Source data
----------

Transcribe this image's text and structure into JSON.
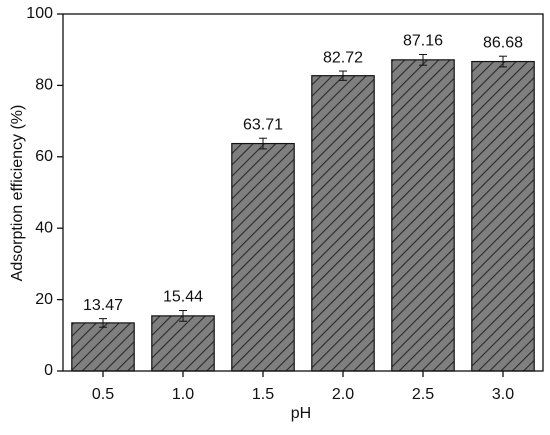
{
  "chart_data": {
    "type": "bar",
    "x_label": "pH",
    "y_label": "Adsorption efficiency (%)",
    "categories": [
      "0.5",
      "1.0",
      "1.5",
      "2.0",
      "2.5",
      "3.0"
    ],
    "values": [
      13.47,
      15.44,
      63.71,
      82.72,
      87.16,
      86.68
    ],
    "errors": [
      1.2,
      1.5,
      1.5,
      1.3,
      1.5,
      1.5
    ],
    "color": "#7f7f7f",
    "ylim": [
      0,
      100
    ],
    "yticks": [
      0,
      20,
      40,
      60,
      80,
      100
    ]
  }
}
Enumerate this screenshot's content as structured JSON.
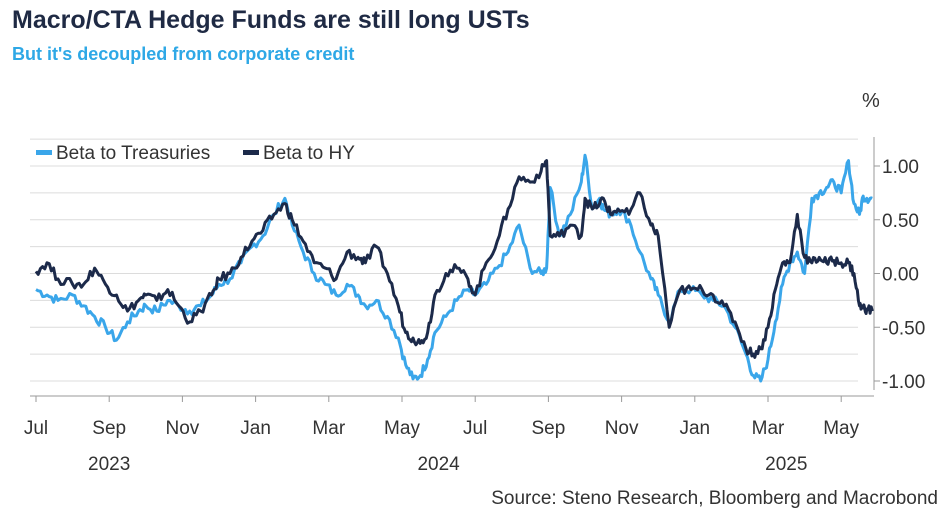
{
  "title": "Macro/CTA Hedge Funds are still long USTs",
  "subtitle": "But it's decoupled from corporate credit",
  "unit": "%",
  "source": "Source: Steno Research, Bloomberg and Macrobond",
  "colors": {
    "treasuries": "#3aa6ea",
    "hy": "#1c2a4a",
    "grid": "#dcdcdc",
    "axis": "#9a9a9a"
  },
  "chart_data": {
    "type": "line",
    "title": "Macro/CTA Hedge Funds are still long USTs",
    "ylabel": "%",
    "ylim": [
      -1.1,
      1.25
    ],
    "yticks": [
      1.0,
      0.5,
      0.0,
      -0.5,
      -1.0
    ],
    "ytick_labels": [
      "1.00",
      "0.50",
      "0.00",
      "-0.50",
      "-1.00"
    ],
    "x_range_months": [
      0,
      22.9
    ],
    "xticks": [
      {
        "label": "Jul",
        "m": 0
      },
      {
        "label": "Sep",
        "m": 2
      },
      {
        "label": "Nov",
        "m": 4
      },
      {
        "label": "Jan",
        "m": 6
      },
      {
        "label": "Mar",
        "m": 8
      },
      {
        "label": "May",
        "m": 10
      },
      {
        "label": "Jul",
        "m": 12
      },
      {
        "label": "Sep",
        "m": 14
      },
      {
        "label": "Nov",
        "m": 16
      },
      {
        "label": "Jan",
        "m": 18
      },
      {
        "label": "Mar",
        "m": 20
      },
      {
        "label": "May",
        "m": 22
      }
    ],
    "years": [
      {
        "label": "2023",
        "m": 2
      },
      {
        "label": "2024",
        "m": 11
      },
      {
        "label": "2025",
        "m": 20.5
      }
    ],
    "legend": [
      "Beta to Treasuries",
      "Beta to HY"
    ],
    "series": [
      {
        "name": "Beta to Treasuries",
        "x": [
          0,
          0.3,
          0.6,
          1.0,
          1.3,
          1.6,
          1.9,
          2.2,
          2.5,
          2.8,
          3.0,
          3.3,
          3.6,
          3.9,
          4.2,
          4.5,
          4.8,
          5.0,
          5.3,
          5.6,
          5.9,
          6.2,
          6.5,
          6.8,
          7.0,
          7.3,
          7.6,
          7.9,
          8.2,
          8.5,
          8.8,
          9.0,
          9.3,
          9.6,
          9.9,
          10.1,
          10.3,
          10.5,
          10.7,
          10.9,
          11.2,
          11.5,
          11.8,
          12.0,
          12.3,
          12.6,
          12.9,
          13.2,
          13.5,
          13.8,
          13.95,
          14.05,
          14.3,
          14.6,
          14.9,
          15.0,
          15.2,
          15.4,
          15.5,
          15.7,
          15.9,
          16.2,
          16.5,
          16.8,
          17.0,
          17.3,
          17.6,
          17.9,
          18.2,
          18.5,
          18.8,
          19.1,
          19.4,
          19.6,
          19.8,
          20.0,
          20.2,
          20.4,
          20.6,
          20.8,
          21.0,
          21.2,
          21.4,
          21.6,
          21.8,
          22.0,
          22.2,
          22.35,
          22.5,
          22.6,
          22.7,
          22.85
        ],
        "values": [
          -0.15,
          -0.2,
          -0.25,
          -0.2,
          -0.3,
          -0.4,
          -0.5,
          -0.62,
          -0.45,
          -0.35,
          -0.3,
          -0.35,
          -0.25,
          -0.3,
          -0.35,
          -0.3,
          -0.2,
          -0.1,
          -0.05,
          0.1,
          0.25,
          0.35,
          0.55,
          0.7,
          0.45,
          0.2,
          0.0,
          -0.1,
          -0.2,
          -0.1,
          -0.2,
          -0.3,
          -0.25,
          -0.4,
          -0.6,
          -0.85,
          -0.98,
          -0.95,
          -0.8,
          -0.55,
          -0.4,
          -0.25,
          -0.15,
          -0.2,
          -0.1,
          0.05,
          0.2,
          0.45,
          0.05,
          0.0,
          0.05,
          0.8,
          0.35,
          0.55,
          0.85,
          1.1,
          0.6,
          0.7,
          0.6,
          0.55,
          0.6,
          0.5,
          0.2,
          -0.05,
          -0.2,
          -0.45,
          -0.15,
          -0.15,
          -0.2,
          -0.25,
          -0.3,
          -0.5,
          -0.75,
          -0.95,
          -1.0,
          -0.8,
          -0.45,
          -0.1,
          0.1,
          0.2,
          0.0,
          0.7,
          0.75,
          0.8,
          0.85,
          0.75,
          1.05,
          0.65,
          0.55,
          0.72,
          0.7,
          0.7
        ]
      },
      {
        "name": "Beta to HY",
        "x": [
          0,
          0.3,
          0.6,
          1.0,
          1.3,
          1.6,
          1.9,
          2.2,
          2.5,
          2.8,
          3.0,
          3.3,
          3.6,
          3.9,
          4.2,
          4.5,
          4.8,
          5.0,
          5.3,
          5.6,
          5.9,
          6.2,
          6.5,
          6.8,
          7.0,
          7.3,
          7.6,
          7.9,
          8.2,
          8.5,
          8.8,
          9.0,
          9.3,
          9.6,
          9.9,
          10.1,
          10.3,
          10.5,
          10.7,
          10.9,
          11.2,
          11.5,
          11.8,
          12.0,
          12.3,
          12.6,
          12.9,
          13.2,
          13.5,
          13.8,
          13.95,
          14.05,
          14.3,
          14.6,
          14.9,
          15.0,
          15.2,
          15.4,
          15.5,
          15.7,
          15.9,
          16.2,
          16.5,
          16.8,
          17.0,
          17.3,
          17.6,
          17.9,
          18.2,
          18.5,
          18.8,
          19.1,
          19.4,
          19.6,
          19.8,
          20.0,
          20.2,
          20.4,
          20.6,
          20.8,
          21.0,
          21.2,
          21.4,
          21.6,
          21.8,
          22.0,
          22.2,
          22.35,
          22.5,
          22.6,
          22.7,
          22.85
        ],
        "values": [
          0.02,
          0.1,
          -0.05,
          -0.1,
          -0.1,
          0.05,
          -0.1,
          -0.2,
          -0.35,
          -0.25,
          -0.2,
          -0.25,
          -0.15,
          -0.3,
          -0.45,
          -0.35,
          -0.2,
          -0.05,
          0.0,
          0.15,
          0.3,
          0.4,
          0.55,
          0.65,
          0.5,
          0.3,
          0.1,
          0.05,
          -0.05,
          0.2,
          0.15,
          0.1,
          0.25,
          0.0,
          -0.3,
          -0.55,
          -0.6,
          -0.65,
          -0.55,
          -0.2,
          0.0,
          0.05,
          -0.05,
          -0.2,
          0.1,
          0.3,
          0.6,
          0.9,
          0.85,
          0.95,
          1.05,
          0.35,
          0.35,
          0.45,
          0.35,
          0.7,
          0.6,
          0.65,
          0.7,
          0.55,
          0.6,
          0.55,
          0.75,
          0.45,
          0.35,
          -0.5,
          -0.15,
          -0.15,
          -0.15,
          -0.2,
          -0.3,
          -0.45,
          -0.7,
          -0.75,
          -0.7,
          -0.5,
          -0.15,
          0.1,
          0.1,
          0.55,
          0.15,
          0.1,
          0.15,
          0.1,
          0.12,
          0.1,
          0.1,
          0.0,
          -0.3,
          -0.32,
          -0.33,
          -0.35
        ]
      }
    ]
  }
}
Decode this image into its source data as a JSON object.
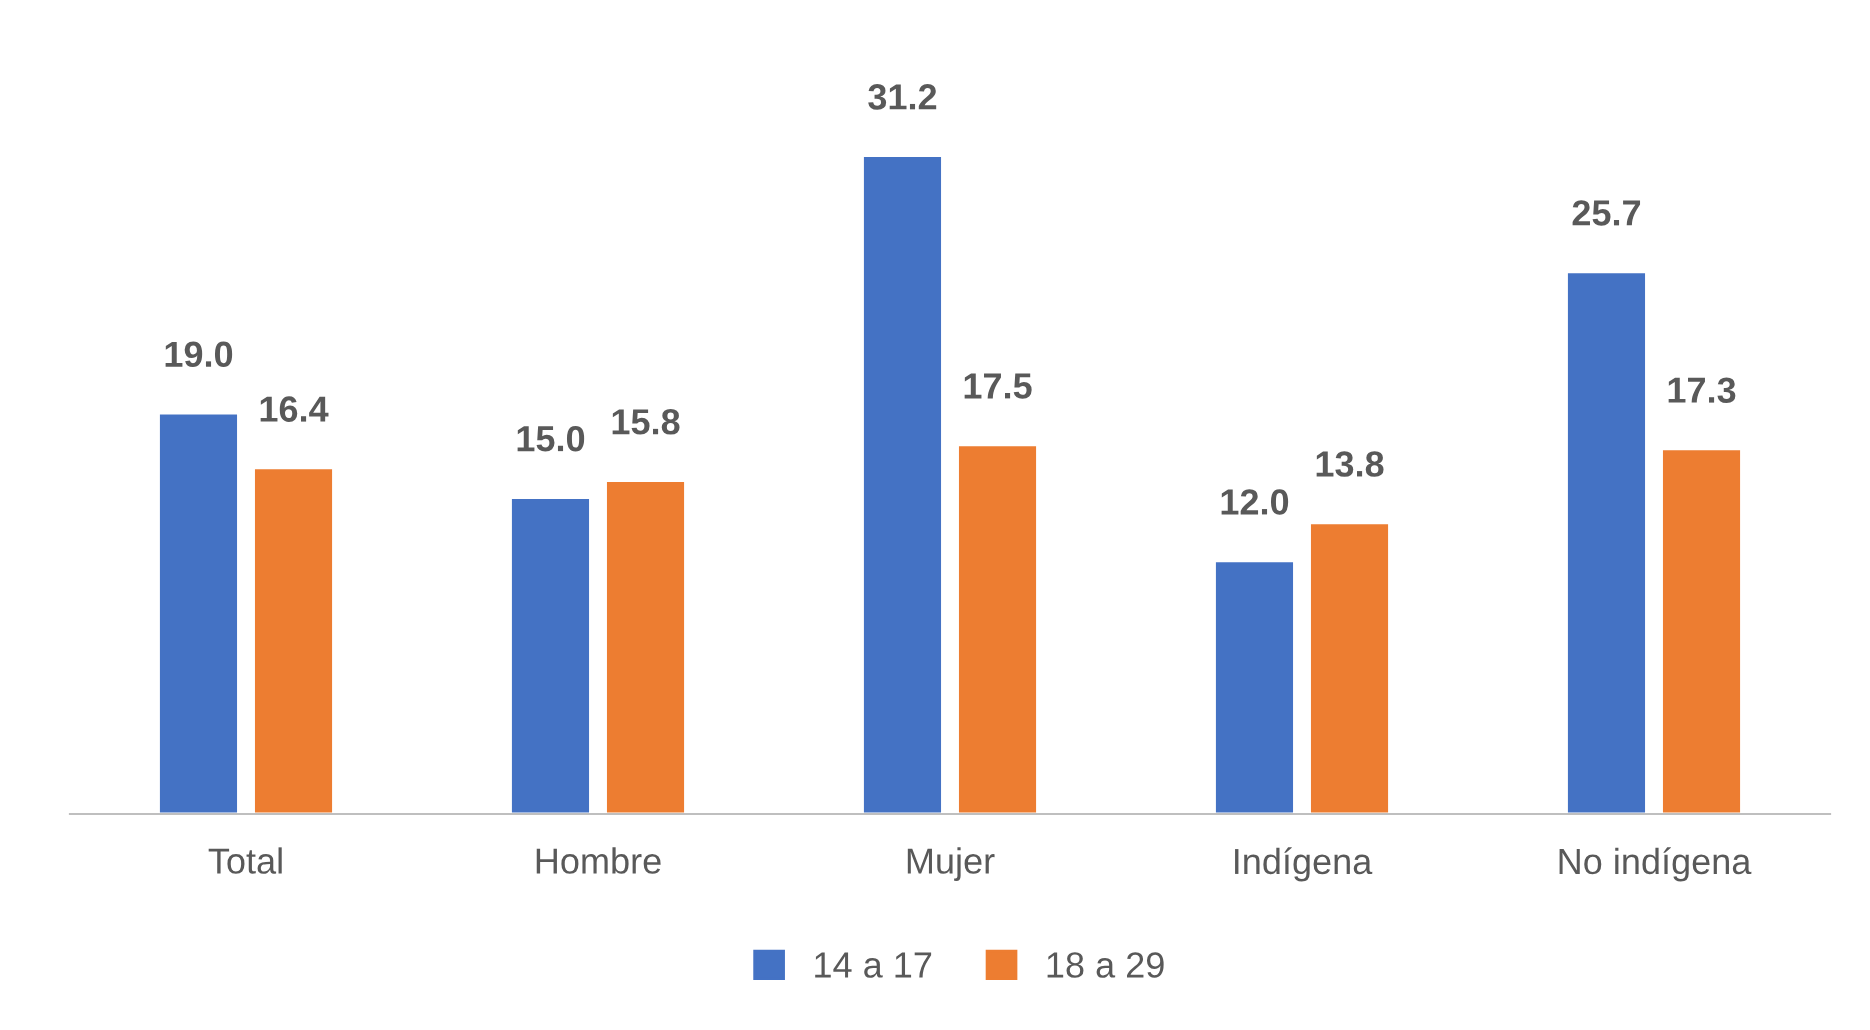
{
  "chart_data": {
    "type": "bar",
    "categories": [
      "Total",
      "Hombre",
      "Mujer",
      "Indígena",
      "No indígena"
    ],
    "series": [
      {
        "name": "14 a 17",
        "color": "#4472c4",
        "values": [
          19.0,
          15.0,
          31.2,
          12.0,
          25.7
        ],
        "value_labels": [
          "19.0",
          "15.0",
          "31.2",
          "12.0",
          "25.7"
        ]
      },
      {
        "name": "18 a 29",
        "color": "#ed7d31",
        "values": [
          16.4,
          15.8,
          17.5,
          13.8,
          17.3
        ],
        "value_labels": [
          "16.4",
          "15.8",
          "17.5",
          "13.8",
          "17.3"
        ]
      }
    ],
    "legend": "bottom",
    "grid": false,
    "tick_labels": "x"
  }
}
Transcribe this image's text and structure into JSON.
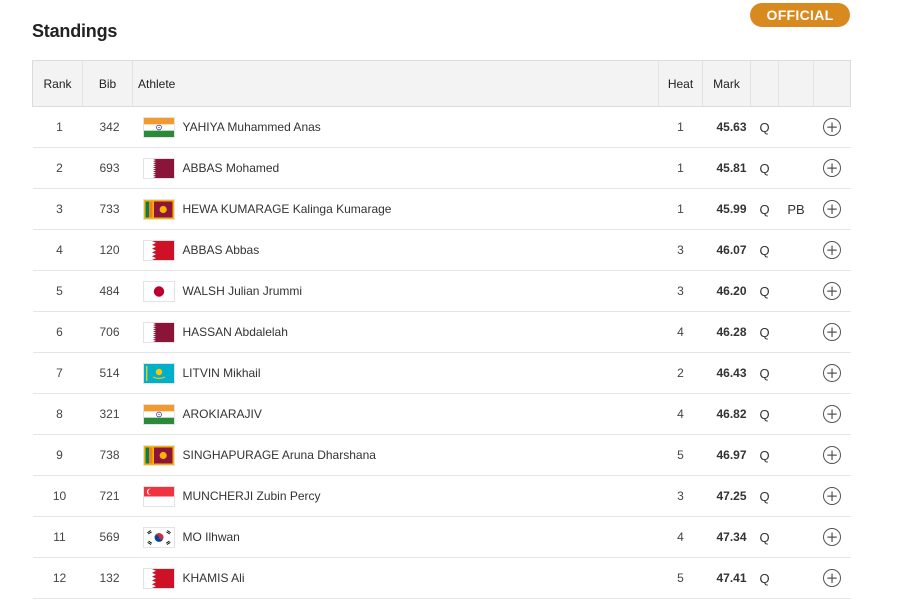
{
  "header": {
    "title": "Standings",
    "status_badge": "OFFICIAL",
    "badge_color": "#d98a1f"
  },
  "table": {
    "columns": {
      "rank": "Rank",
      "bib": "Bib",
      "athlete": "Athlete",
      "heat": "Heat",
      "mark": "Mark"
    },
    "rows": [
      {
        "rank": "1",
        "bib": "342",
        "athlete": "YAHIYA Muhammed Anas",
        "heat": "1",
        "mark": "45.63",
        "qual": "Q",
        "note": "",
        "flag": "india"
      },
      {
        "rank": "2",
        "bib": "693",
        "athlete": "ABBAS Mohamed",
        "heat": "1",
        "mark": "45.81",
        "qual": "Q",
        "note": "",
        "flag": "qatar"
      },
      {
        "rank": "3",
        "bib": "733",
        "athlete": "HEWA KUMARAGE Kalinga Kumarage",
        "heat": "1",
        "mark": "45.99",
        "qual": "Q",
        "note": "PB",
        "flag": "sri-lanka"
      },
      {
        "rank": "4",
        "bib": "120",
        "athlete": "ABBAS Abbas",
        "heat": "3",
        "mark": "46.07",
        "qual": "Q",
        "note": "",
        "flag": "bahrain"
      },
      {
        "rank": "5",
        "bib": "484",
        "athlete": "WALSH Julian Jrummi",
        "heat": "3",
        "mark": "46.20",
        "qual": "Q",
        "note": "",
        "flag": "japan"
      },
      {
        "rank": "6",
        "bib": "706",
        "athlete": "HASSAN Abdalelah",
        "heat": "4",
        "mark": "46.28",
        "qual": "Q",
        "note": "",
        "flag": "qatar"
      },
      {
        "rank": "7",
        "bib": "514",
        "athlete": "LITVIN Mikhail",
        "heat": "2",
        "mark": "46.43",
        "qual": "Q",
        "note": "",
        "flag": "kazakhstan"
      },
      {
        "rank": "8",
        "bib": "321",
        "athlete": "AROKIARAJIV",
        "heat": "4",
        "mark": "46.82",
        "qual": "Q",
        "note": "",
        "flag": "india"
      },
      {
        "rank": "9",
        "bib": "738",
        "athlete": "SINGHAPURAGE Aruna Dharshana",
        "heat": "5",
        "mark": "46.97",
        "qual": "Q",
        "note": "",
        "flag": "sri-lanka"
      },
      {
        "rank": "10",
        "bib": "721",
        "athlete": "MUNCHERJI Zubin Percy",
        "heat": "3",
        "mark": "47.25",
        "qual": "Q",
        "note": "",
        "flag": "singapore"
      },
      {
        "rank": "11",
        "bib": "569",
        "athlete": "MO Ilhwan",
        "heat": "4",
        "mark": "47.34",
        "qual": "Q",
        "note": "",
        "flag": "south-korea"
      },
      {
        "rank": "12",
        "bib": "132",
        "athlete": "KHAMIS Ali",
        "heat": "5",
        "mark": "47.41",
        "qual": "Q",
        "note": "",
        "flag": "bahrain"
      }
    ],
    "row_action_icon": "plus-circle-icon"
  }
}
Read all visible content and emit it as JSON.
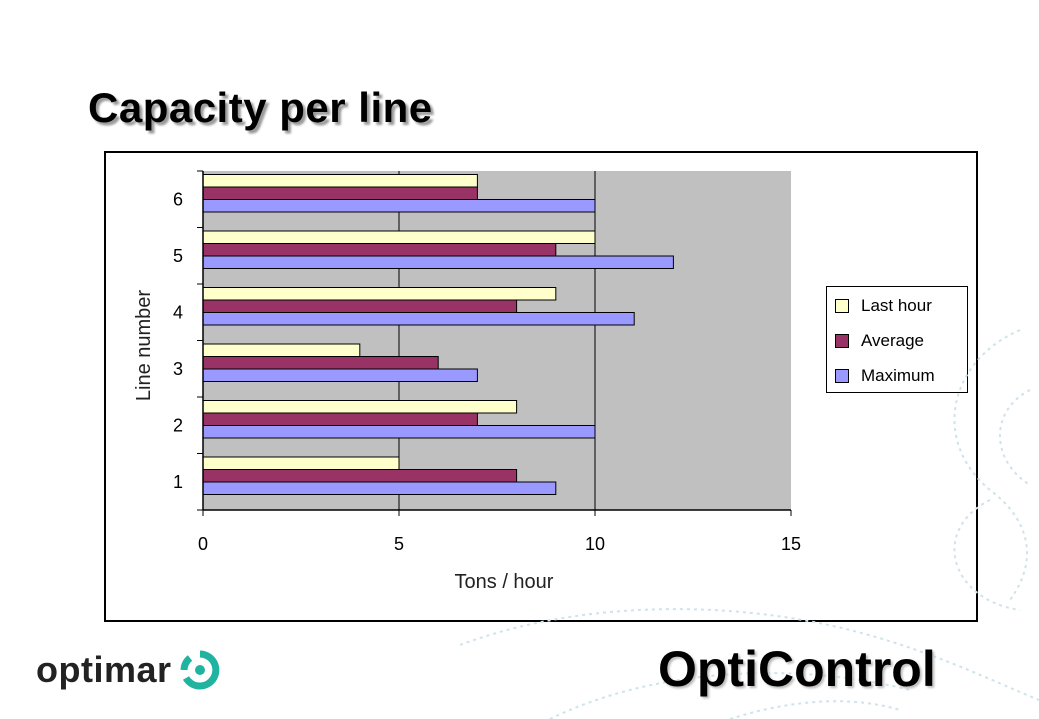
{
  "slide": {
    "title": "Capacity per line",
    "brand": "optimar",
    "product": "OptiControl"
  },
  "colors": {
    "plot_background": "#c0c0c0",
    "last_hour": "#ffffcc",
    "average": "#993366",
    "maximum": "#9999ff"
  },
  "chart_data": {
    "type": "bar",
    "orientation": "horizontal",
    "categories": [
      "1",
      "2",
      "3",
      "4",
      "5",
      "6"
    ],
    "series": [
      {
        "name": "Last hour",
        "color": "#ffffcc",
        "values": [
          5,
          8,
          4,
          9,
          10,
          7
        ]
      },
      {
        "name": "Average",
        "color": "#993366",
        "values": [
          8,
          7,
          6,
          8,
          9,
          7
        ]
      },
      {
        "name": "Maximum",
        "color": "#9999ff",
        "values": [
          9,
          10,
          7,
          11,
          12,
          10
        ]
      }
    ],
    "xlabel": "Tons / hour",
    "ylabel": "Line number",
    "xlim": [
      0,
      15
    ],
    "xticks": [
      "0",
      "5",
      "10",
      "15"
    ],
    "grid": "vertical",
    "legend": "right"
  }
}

----------

## Written request:
In the entries above, count each line that holds "JSON". Give the total and nothing else.

## Result of this task:
5